- WHAT IS EXPECTED -
Copy out each line featuring the string "title" from the entries beneath.

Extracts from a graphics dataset
****************************************

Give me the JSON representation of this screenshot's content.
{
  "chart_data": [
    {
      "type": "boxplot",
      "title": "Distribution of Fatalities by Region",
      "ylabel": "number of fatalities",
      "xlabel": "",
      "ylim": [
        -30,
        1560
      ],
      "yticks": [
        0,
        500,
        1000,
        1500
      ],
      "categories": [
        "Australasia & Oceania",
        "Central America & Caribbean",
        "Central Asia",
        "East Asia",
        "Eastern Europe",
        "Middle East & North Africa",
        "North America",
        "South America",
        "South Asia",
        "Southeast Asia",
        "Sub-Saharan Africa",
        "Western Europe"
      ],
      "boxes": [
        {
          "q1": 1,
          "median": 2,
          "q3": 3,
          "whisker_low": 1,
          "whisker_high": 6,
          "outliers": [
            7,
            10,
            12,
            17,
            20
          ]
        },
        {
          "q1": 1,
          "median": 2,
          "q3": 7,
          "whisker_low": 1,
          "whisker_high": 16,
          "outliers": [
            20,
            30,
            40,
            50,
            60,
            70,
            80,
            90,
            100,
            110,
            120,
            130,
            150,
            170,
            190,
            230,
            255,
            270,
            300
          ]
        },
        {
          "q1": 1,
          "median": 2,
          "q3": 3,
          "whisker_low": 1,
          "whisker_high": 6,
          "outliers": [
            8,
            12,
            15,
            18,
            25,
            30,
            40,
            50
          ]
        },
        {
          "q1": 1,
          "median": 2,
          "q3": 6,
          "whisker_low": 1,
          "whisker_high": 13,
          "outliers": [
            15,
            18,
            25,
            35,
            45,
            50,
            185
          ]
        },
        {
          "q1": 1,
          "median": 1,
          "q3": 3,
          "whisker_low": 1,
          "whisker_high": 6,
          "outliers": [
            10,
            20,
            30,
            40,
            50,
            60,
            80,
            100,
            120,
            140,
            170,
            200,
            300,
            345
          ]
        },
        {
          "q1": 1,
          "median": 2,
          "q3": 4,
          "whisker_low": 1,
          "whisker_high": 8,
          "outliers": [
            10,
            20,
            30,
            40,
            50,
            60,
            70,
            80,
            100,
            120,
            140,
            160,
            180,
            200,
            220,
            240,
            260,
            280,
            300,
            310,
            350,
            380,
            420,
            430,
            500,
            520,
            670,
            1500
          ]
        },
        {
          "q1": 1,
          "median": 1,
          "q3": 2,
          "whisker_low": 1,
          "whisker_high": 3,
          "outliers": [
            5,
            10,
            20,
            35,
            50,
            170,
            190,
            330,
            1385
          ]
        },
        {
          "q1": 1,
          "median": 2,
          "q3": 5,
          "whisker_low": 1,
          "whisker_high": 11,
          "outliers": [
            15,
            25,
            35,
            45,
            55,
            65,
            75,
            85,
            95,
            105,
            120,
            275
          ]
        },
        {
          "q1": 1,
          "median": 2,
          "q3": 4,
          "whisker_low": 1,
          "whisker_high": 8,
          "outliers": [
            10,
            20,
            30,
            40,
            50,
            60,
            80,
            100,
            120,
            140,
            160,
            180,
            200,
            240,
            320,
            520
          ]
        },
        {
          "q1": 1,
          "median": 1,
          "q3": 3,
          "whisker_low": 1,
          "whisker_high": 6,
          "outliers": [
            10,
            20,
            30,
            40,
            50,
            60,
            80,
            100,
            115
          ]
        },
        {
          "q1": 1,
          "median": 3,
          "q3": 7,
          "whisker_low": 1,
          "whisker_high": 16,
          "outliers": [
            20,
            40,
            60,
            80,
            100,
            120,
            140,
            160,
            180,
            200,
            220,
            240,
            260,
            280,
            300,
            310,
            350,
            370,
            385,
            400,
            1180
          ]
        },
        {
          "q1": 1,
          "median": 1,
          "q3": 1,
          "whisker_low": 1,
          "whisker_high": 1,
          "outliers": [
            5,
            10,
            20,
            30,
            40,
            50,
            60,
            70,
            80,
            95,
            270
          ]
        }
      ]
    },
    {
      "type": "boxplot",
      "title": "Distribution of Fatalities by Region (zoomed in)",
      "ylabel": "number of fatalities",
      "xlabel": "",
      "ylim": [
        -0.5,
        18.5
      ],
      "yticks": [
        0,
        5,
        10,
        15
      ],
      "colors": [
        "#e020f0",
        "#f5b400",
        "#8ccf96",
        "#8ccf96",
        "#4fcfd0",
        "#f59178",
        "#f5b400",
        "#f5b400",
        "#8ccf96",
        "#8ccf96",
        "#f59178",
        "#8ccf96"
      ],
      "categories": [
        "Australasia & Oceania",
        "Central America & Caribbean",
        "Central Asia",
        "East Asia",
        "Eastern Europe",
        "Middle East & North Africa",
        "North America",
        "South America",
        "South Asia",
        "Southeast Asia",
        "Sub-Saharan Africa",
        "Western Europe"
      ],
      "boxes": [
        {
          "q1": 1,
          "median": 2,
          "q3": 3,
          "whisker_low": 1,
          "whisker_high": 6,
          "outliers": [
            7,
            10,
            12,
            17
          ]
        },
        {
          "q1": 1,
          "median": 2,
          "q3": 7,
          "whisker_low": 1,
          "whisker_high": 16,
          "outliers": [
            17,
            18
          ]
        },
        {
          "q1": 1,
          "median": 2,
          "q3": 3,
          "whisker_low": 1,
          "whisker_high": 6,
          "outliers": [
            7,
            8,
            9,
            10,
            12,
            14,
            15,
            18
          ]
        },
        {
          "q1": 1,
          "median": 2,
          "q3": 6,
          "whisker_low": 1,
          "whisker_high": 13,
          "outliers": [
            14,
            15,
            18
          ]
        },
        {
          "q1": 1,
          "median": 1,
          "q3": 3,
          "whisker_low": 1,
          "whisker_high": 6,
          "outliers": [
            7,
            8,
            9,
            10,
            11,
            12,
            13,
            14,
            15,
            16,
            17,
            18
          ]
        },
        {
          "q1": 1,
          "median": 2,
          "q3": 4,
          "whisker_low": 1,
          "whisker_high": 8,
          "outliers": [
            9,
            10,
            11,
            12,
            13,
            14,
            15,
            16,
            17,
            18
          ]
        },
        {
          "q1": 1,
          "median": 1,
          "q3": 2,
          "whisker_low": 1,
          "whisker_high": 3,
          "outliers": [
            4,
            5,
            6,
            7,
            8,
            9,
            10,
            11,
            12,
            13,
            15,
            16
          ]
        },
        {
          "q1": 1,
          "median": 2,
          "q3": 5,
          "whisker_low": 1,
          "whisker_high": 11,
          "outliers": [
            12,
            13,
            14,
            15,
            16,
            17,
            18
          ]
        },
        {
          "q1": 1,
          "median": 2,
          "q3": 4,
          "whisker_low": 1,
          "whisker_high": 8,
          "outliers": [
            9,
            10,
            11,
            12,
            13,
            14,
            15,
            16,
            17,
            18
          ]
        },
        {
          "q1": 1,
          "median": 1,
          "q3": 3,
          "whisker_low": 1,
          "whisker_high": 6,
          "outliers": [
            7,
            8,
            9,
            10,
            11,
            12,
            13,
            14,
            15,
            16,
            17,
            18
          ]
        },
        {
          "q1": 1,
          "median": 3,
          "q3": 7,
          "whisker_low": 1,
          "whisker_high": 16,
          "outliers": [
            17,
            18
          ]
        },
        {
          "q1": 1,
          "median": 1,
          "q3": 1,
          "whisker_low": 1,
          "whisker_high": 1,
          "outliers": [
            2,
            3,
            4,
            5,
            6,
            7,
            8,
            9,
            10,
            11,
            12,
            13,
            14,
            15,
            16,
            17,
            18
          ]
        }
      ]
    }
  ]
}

****************************************

- SOLUTION TO THIS TASK -
      "title": "Distribution of Fatalities by Region",
      "title": "Distribution of Fatalities by Region (zoomed in)",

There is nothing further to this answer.